* **Data for the task**:
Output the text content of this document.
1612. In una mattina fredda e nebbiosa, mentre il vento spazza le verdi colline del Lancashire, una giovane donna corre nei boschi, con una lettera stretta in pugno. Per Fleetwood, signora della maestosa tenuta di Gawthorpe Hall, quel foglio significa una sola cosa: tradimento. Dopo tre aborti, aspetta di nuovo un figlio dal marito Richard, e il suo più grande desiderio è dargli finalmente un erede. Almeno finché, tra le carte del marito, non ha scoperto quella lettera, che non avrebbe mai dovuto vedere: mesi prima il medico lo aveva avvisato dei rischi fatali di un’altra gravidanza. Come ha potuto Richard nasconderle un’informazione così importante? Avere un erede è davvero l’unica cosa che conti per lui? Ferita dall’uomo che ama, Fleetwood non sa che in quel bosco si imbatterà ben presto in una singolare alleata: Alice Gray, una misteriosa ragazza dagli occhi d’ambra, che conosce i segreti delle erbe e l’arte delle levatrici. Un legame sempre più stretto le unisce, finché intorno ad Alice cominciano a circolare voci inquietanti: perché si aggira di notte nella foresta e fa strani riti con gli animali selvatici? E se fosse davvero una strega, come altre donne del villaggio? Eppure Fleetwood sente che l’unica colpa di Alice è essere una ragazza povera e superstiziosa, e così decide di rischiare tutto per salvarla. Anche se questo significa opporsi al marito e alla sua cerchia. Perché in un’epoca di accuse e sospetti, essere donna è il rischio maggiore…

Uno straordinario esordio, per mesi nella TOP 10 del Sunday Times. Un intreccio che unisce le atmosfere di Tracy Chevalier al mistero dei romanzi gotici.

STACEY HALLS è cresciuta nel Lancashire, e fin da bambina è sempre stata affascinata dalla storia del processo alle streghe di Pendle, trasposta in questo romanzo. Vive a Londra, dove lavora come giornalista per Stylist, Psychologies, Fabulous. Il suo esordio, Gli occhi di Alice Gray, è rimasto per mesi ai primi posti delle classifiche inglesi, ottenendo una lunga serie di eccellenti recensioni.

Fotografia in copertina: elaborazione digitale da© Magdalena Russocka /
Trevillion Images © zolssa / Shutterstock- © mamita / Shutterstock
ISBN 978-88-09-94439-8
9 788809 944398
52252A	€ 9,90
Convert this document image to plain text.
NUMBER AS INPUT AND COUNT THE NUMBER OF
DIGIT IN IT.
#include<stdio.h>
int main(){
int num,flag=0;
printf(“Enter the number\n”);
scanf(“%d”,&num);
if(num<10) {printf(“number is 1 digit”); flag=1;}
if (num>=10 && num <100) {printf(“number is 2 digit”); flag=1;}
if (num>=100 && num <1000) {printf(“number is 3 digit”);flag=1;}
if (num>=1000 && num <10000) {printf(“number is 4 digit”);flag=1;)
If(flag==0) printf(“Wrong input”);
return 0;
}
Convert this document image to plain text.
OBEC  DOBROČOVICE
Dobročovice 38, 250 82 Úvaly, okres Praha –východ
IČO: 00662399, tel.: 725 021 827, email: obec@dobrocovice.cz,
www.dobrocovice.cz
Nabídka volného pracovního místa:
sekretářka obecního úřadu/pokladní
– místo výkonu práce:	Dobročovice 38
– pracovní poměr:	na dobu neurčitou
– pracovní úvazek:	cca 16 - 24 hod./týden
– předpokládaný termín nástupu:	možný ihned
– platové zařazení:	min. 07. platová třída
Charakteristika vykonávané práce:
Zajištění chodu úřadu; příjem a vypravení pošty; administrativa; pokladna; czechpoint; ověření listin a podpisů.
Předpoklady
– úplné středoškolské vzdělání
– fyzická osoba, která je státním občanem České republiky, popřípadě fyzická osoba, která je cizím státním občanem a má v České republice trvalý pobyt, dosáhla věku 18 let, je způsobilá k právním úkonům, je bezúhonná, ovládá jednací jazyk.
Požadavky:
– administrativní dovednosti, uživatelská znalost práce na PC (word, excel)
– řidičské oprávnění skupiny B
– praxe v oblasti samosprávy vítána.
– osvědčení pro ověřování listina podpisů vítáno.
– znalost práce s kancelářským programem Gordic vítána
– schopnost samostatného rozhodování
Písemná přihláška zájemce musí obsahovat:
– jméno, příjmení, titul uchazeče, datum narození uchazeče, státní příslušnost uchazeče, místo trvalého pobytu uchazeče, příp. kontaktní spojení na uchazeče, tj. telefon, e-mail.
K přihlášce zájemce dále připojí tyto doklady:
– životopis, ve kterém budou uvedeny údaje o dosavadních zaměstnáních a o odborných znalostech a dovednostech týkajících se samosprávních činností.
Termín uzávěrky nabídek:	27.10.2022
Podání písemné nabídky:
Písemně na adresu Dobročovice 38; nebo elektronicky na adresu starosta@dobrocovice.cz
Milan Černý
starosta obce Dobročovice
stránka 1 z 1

* **Requirement**:
Would you give the material above again, complete and exact?

* **Full response**:
Output the text content of this document.
1612. In una mattina fredda e nebbiosa, mentre il vento spazza le verdi colline del Lancashire, una giovane donna corre nei boschi, con una lettera stretta in pugno. Per Fleetwood, signora della maestosa tenuta di Gawthorpe Hall, quel foglio significa una sola cosa: tradimento. Dopo tre aborti, aspetta di nuovo un figlio dal marito Richard, e il suo più grande desiderio è dargli finalmente un erede. Almeno finché, tra le carte del marito, non ha scoperto quella lettera, che non avrebbe mai dovuto vedere: mesi prima il medico lo aveva avvisato dei rischi fatali di un’altra gravidanza. Come ha potuto Richard nasconderle un’informazione così importante? Avere un erede è davvero l’unica cosa che conti per lui? Ferita dall’uomo che ama, Fleetwood non sa che in quel bosco si imbatterà ben presto in una singolare alleata: Alice Gray, una misteriosa ragazza dagli occhi d’ambra, che conosce i segreti delle erbe e l’arte delle levatrici. Un legame sempre più stretto le unisce, finché intorno ad Alice cominciano a circolare voci inquietanti: perché si aggira di notte nella foresta e fa strani riti con gli animali selvatici? E se fosse davvero una strega, come altre donne del villaggio? Eppure Fleetwood sente che l’unica colpa di Alice è essere una ragazza povera e superstiziosa, e così decide di rischiare tutto per salvarla. Anche se questo significa opporsi al marito e alla sua cerchia. Perché in un’epoca di accuse e sospetti, essere donna è il rischio maggiore…

Uno straordinario esordio, per mesi nella TOP 10 del Sunday Times. Un intreccio che unisce le atmosfere di Tracy Chevalier al mistero dei romanzi gotici.

STACEY HALLS è cresciuta nel Lancashire, e fin da bambina è sempre stata affascinata dalla storia del processo alle streghe di Pendle, trasposta in questo romanzo. Vive a Londra, dove lavora come giornalista per Stylist, Psychologies, Fabulous. Il suo esordio, Gli occhi di Alice Gray, è rimasto per mesi ai primi posti delle classifiche inglesi, ottenendo una lunga serie di eccellenti recensioni.

Fotografia in copertina: elaborazione digitale da© Magdalena Russocka /
Trevillion Images © zolssa / Shutterstock- © mamita / Shutterstock
ISBN 978-88-09-94439-8
9 788809 944398
52252A	€ 9,90
Convert this document image to plain text.
NUMBER AS INPUT AND COUNT THE NUMBER OF
DIGIT IN IT.
#include<stdio.h>
int main(){
int num,flag=0;
printf(“Enter the number\n”);
scanf(“%d”,&num);
if(num<10) {printf(“number is 1 digit”); flag=1;}
if (num>=10 && num <100) {printf(“number is 2 digit”); flag=1;}
if (num>=100 && num <1000) {printf(“number is 3 digit”);flag=1;}
if (num>=1000 && num <10000) {printf(“number is 4 digit”);flag=1;)
If(flag==0) printf(“Wrong input”);
return 0;
}
Convert this document image to plain text.
OBEC  DOBROČOVICE
Dobročovice 38, 250 82 Úvaly, okres Praha –východ
IČO: 00662399, tel.: 725 021 827, email: obec@dobrocovice.cz,
www.dobrocovice.cz
Nabídka volného pracovního místa:
sekretářka obecního úřadu/pokladní
– místo výkonu práce:	Dobročovice 38
– pracovní poměr:	na dobu neurčitou
– pracovní úvazek:	cca 16 - 24 hod./týden
– předpokládaný termín nástupu:	možný ihned
– platové zařazení:	min. 07. platová třída
Charakteristika vykonávané práce:
Zajištění chodu úřadu; příjem a vypravení pošty; administrativa; pokladna; czechpoint; ověření listin a podpisů.
Předpoklady
– úplné středoškolské vzdělání
– fyzická osoba, která je státním občanem České republiky, popřípadě fyzická osoba, která je cizím státním občanem a má v České republice trvalý pobyt, dosáhla věku 18 let, je způsobilá k právním úkonům, je bezúhonná, ovládá jednací jazyk.
Požadavky:
– administrativní dovednosti, uživatelská znalost práce na PC (word, excel)
– řidičské oprávnění skupiny B
– praxe v oblasti samosprávy vítána.
– osvědčení pro ověřování listina podpisů vítáno.
– znalost práce s kancelářským programem Gordic vítána
– schopnost samostatného rozhodování
Písemná přihláška zájemce musí obsahovat:
– jméno, příjmení, titul uchazeče, datum narození uchazeče, státní příslušnost uchazeče, místo trvalého pobytu uchazeče, příp. kontaktní spojení na uchazeče, tj. telefon, e-mail.
K přihlášce zájemce dále připojí tyto doklady:
– životopis, ve kterém budou uvedeny údaje o dosavadních zaměstnáních a o odborných znalostech a dovednostech týkajících se samosprávních činností.
Termín uzávěrky nabídek:	27.10.2022
Podání písemné nabídky:
Písemně na adresu Dobročovice 38; nebo elektronicky na adresu starosta@dobrocovice.cz
Milan Černý
starosta obce Dobročovice
stránka 1 z 1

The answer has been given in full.